<<<<
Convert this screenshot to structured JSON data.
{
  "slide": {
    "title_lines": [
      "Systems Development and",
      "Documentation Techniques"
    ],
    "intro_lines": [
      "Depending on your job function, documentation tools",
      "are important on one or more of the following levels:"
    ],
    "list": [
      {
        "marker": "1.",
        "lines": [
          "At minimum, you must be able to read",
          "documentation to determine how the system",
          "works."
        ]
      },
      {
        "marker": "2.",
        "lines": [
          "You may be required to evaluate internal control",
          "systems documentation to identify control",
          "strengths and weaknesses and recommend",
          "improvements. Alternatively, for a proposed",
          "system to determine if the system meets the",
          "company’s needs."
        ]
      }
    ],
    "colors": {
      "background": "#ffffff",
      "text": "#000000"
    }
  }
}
>>>>
• Aim
From the listing above, copy all lines holding the word "control".

• Solution to the problem
          "You may be required to evaluate internal control",
          "systems documentation to identify control",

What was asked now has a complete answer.